What follows is a listing to be transcribed exactly.

◆ **Record extracts**:
------------------------------

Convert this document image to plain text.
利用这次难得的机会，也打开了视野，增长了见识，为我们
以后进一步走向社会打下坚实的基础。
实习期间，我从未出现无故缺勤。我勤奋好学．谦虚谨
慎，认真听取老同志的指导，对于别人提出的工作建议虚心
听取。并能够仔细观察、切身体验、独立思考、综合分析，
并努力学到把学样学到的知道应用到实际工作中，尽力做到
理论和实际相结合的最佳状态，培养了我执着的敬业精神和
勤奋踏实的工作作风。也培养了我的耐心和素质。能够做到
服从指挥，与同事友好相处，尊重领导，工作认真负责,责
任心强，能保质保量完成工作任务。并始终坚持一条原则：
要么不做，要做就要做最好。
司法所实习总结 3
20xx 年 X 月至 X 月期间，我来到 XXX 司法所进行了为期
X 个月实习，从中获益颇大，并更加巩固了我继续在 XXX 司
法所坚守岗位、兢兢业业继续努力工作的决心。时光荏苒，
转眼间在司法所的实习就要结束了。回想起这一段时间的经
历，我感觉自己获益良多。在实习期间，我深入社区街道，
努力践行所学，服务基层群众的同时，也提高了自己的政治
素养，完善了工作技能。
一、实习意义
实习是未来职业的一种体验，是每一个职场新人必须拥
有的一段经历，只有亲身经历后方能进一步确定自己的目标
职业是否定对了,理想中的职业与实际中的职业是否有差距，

------------------------------

◆ **Response to this task**:
Convert this document image to plain text.
利用这次难得的机会，也打开了视野，增长了见识，为我们
以后进一步走向社会打下坚实的基础。
实习期间，我从未出现无故缺勤。我勤奋好学．谦虚谨
慎，认真听取老同志的指导，对于别人提出的工作建议虚心
听取。并能够仔细观察、切身体验、独立思考、综合分析，
并努力学到把学样学到的知道应用到实际工作中，尽力做到
理论和实际相结合的最佳状态，培养了我执着的敬业精神和
勤奋踏实的工作作风。也培养了我的耐心和素质。能够做到
服从指挥，与同事友好相处，尊重领导，工作认真负责,责
任心强，能保质保量完成工作任务。并始终坚持一条原则：
要么不做，要做就要做最好。
司法所实习总结 3
20xx 年 X 月至 X 月期间，我来到 XXX 司法所进行了为期
X 个月实习，从中获益颇大，并更加巩固了我继续在 XXX 司
法所坚守岗位、兢兢业业继续努力工作的决心。时光荏苒，
转眼间在司法所的实习就要结束了。回想起这一段时间的经
历，我感觉自己获益良多。在实习期间，我深入社区街道，
努力践行所学，服务基层群众的同时，也提高了自己的政治
素养，完善了工作技能。
一、实习意义
实习是未来职业的一种体验，是每一个职场新人必须拥
有的一段经历，只有亲身经历后方能进一步确定自己的目标
职业是否定对了,理想中的职业与实际中的职业是否有差距，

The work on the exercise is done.